WHAT YOU HAVE TO DO
Determine how many lines contain the string "البناية". Respond with that number and nothing more.

-------- DATA SUPPLIED --------

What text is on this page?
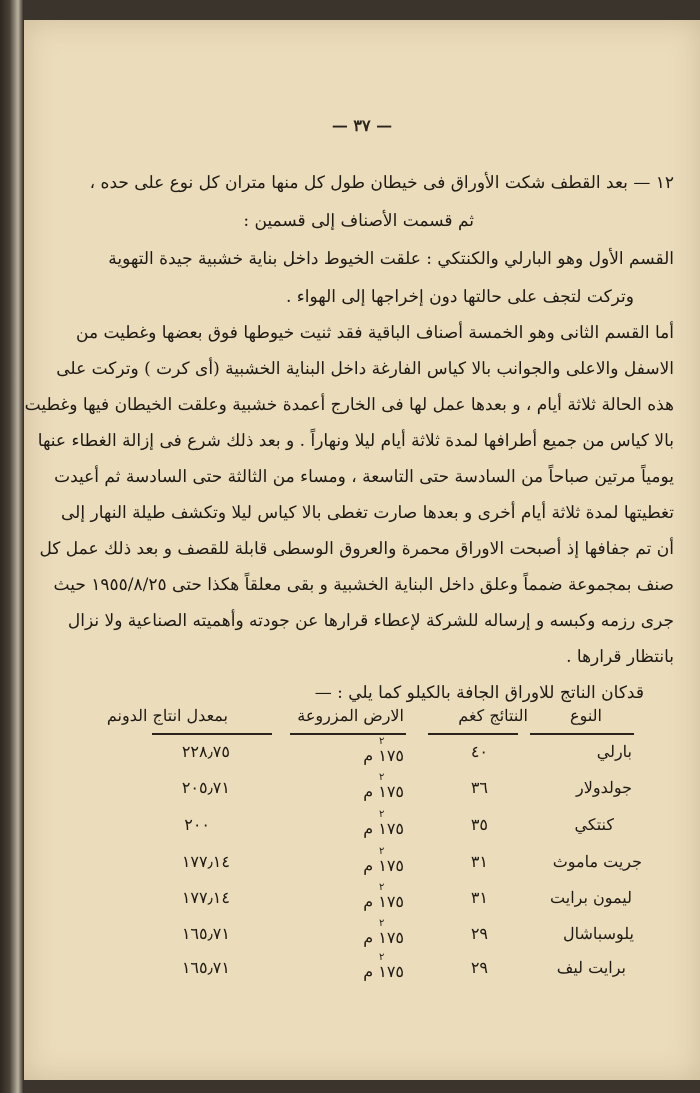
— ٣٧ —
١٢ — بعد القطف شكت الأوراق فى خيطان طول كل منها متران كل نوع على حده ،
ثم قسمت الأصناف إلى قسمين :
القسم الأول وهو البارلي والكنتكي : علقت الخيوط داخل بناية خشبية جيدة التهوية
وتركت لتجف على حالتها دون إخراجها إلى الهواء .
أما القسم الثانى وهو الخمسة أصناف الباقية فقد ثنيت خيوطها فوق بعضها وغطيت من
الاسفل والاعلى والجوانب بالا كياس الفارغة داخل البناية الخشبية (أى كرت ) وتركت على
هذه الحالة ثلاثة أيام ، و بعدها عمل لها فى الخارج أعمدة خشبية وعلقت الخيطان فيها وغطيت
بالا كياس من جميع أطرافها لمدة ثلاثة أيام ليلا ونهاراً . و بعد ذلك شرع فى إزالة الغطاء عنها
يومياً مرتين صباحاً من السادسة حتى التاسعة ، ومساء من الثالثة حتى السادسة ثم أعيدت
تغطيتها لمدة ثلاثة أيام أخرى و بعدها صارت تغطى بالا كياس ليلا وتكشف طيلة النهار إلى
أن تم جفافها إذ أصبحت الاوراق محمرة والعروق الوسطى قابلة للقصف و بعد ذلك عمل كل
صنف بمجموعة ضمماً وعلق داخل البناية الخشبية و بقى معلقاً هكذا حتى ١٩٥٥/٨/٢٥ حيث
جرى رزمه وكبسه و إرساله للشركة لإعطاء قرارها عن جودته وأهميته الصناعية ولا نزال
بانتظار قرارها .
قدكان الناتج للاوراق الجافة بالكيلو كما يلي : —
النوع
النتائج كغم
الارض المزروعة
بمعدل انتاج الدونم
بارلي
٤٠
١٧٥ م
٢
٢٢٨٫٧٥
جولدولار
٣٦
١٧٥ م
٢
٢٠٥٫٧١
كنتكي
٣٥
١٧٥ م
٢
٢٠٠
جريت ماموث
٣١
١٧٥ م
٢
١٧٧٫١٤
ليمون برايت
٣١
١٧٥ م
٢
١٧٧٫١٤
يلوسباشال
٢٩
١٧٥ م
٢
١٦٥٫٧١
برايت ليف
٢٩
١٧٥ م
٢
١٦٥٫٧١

--------

SOLUTION TO THE EXERCISE
2